### Work to be completed
Starting at the line that contains "What does this", write out each line through the end of the data below, exactly as it stands. Skip any pictures.

[Stored records]

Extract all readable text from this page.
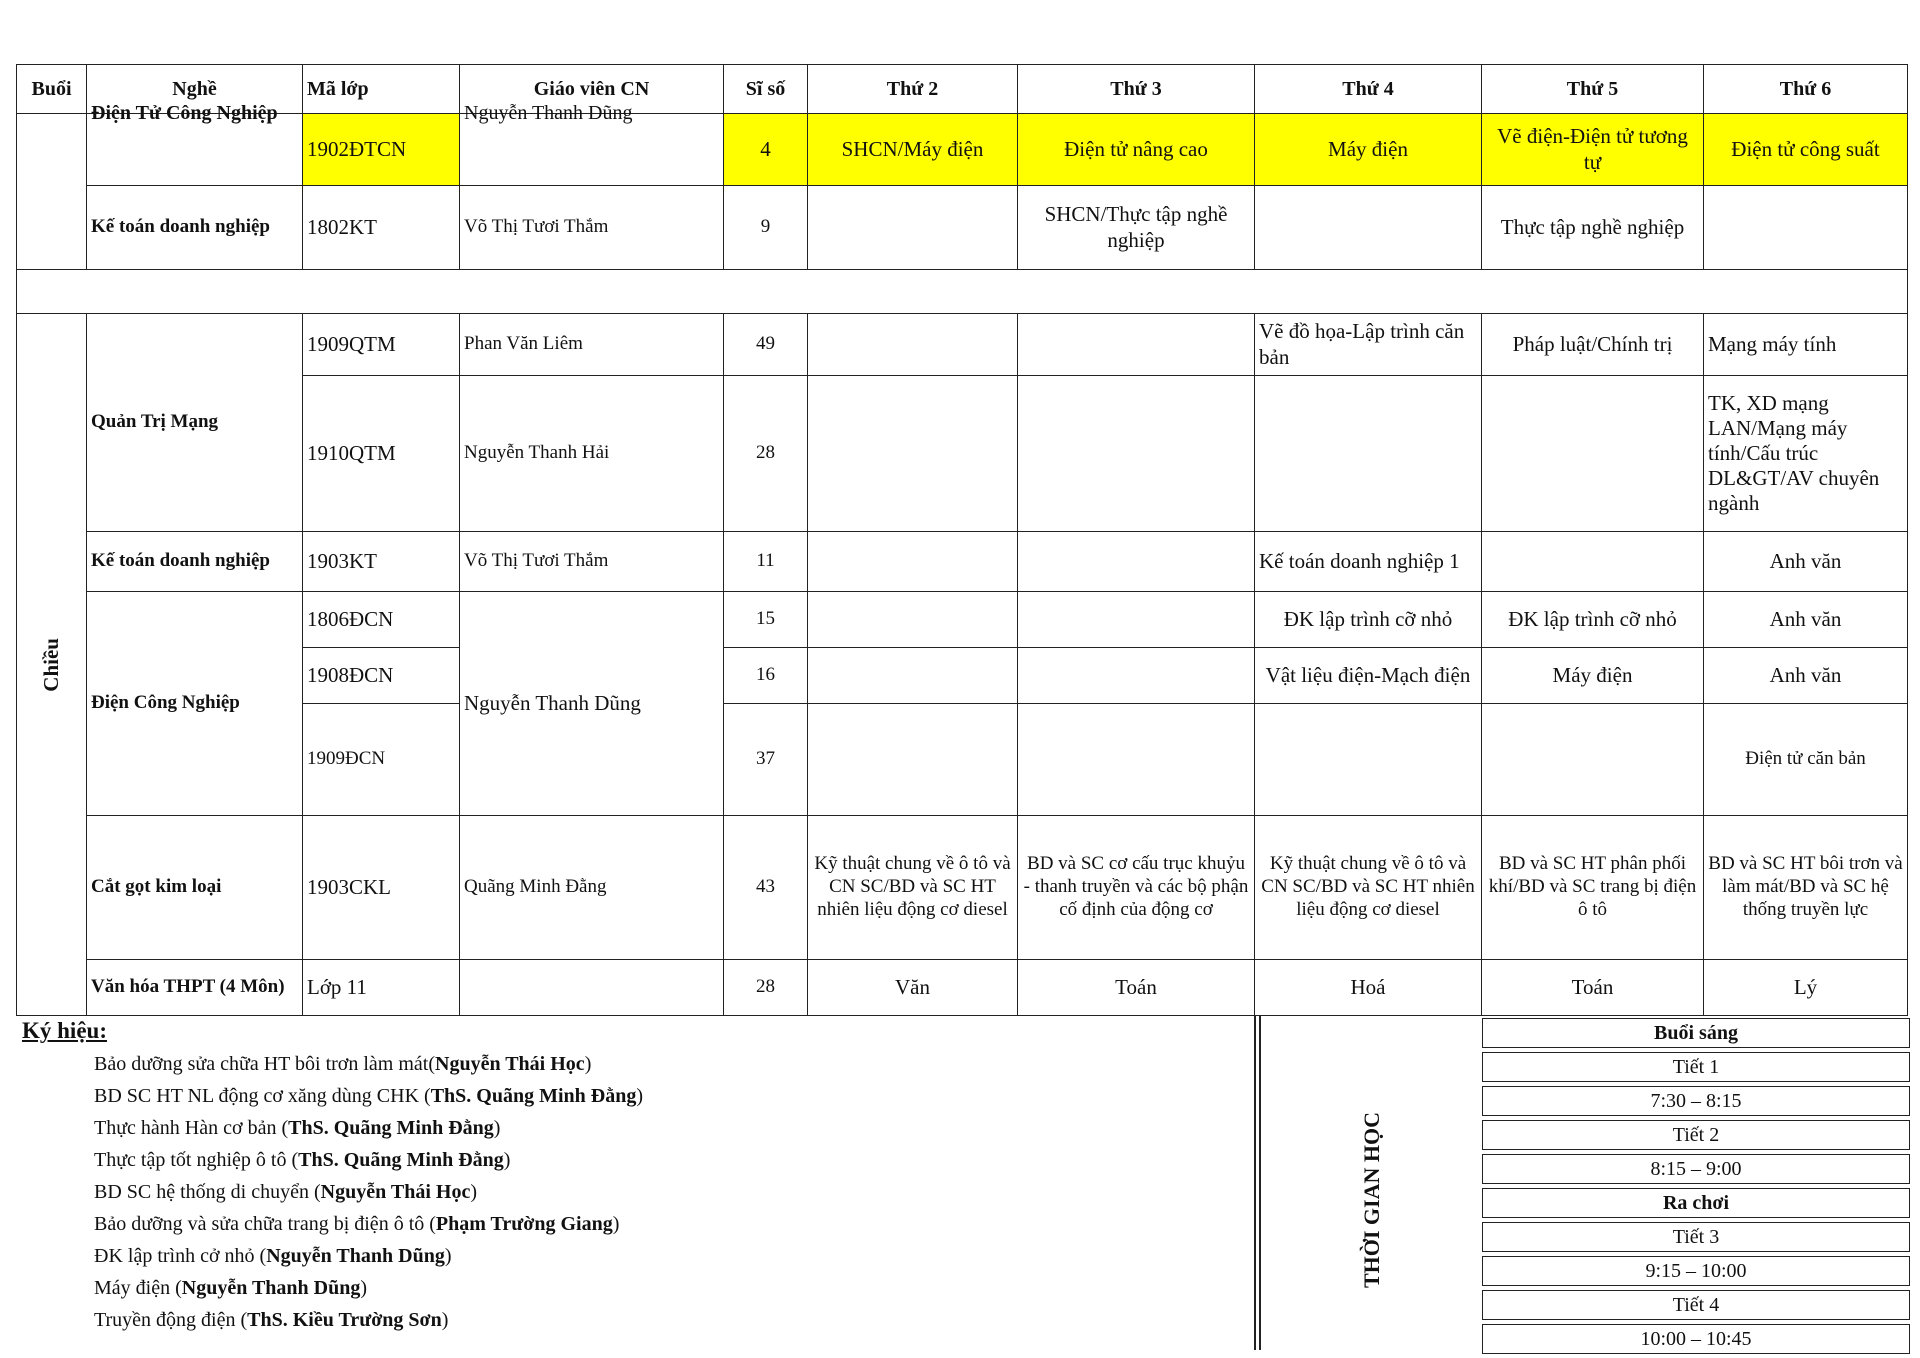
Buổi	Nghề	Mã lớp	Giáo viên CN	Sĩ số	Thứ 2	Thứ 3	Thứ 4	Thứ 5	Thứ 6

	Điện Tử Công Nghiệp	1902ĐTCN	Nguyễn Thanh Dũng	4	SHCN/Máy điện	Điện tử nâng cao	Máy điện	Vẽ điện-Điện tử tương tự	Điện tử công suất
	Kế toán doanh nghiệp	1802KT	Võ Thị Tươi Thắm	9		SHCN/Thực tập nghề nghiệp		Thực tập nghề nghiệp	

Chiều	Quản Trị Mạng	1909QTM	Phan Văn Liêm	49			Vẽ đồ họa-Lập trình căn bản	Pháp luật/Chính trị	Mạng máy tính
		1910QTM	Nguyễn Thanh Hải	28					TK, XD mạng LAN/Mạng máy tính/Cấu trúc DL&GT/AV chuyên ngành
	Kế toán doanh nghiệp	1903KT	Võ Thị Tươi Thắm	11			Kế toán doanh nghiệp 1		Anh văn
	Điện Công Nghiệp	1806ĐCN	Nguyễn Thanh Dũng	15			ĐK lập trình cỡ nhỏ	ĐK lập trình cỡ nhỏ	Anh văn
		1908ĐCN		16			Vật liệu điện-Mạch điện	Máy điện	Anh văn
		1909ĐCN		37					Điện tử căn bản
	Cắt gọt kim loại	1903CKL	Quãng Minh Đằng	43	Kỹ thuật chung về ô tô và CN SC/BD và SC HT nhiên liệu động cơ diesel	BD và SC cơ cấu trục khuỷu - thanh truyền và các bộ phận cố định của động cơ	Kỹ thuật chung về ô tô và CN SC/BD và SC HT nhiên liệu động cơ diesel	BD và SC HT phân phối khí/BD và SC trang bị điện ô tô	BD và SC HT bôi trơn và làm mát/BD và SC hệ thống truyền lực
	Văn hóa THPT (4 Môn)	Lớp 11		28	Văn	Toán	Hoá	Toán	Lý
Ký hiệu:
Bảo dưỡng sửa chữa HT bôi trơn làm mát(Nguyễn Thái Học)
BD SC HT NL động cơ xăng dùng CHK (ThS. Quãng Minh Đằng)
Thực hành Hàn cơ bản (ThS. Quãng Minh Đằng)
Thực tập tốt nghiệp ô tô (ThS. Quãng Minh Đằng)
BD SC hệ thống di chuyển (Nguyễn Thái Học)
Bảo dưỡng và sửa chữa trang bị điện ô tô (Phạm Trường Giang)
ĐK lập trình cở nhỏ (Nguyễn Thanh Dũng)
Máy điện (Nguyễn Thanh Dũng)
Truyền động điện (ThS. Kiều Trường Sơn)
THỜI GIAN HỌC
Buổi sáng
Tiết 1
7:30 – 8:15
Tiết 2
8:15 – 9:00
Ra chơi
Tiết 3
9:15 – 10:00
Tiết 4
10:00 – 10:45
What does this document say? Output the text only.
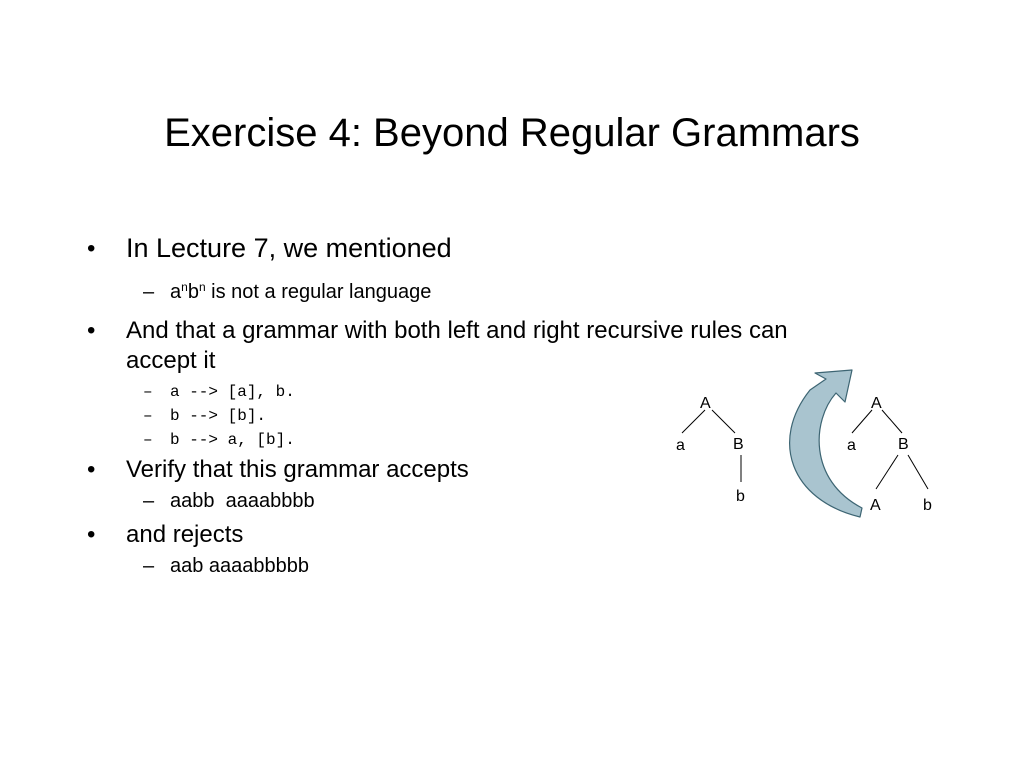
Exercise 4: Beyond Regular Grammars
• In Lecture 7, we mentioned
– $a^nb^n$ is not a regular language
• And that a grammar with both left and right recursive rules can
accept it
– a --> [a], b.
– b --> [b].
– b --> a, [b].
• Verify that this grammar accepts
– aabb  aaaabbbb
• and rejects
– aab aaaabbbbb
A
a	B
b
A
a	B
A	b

### Response below
What does this document say? Output the text only.
Exercise 4: Beyond Regular Grammars
• In Lecture 7, we mentioned
– $a^nb^n$ is not a regular language
• And that a grammar with both left and right recursive rules can
accept it
– a --> [a], b.
– b --> [b].
– b --> a, [b].
• Verify that this grammar accepts
– aabb  aaaabbbb
• and rejects
– aab aaaabbbbb
A
a	B
b
A
a	B
A	b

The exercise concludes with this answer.